● The exercise:
How many lines in the listing below include the word "følgende"? Answer with the number and nothing else.

★ ★ ★

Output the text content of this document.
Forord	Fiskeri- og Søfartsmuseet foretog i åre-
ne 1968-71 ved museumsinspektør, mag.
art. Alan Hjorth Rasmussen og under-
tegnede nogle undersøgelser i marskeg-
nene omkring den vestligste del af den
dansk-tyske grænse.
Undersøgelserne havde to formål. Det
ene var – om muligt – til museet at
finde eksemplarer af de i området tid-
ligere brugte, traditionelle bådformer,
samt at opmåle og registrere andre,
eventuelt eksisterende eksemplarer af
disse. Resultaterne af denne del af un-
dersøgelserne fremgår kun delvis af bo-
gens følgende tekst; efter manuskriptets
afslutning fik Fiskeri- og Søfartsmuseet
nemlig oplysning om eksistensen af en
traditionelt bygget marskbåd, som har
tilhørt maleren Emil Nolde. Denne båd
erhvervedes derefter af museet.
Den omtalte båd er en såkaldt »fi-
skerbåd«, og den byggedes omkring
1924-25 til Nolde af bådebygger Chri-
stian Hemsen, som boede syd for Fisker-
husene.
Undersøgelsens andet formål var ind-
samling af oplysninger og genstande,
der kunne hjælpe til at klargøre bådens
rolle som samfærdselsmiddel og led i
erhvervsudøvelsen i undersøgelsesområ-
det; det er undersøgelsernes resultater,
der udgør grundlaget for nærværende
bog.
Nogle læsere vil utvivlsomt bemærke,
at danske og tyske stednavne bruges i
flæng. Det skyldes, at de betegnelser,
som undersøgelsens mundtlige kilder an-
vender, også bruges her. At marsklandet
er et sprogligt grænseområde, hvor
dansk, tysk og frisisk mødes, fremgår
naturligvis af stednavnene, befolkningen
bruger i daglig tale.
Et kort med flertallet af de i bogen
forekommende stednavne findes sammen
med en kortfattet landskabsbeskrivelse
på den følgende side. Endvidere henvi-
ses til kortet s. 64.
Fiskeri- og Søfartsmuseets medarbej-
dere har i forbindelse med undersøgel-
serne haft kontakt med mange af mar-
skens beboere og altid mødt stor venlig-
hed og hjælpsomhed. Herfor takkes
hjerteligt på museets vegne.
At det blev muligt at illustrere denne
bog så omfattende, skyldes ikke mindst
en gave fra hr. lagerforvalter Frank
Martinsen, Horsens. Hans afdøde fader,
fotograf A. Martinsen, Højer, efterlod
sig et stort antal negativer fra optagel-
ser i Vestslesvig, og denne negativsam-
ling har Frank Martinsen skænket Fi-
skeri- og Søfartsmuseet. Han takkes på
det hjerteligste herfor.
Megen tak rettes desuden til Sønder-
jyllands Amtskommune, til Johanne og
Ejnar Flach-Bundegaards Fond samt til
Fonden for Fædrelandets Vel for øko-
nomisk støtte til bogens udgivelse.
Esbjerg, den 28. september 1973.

★ ★ ★

● Answer to this exercise:
2